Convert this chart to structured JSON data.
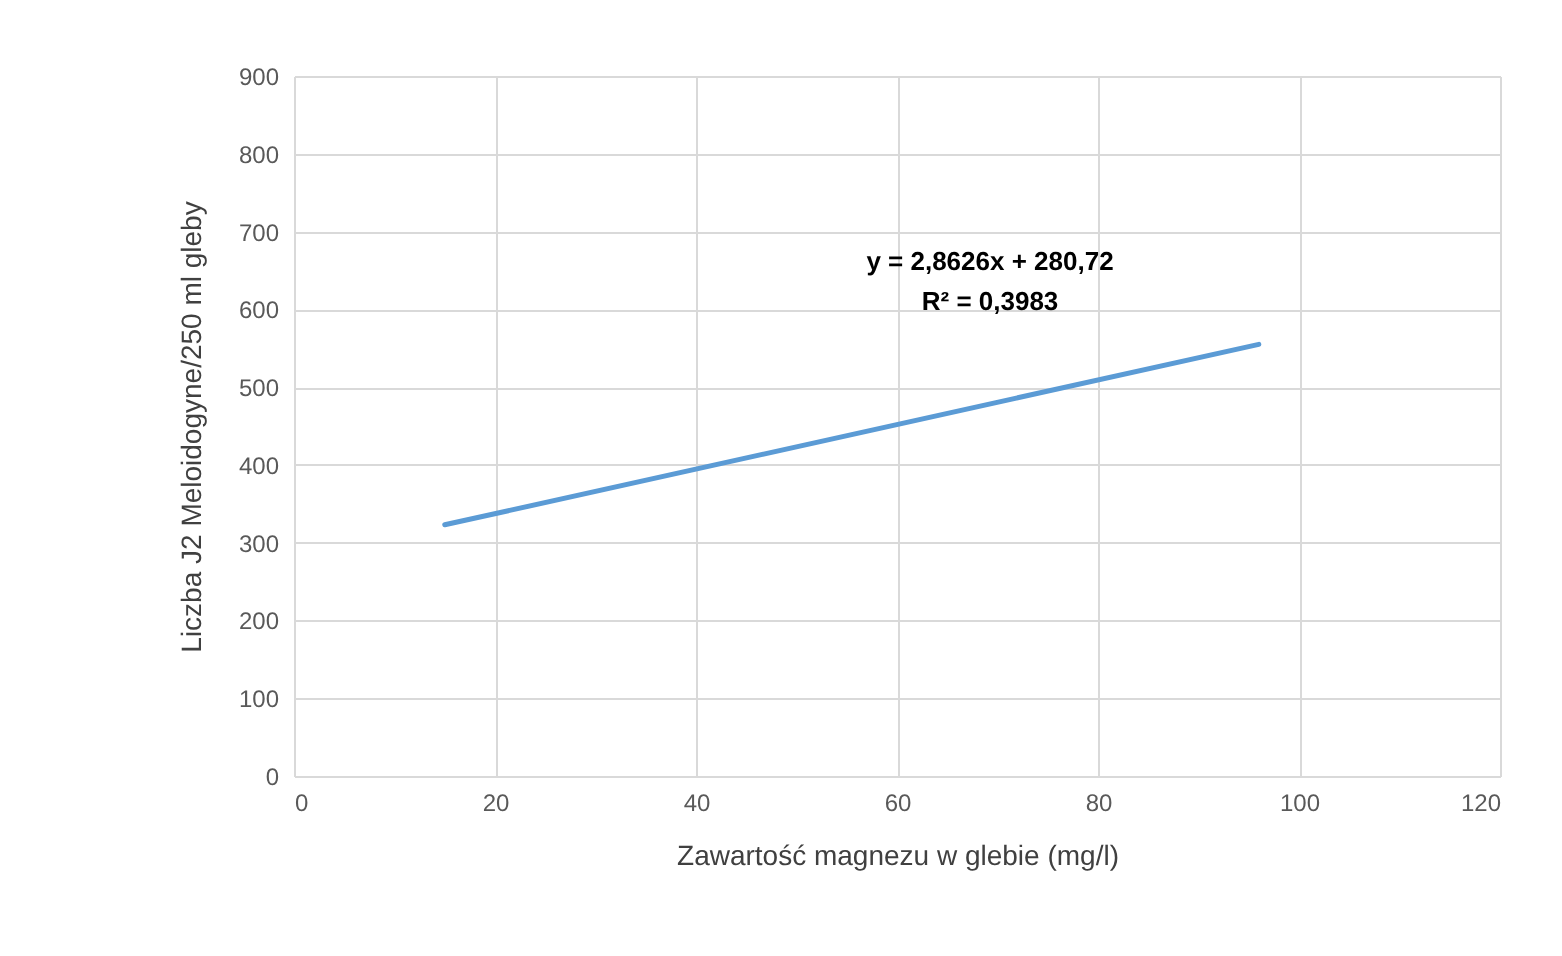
{
  "chart_data": {
    "type": "line",
    "xlabel": "Zawartość magnezu w glebie (mg/l)",
    "ylabel": "Liczba J2 Meloidogyne/250 ml gleby",
    "series": [
      {
        "color": "#5b9bd5",
        "x": [
          15,
          96
        ],
        "values": [
          323,
          555
        ]
      }
    ],
    "xlim": [
      0,
      120
    ],
    "xticks": [
      0,
      20,
      40,
      60,
      80,
      100,
      120
    ],
    "ylim": [
      0,
      900
    ],
    "yticks": [
      0,
      100,
      200,
      300,
      400,
      500,
      600,
      700,
      800,
      900
    ],
    "grid": true,
    "annotations": [
      "y = 2,8626x + 280,72",
      "R² = 0,3983"
    ]
  }
}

GIVEN EXERCISE -
Can the entries above be repeated exactly, without their pictures?

THE ANSWER -
Convert this chart to structured JSON data.
{
  "chart_data": {
    "type": "line",
    "xlabel": "Zawartość magnezu w glebie (mg/l)",
    "ylabel": "Liczba J2 Meloidogyne/250 ml gleby",
    "series": [
      {
        "color": "#5b9bd5",
        "x": [
          15,
          96
        ],
        "values": [
          323,
          555
        ]
      }
    ],
    "xlim": [
      0,
      120
    ],
    "xticks": [
      0,
      20,
      40,
      60,
      80,
      100,
      120
    ],
    "ylim": [
      0,
      900
    ],
    "yticks": [
      0,
      100,
      200,
      300,
      400,
      500,
      600,
      700,
      800,
      900
    ],
    "grid": true,
    "annotations": [
      "y = 2,8626x + 280,72",
      "R² = 0,3983"
    ]
  }
}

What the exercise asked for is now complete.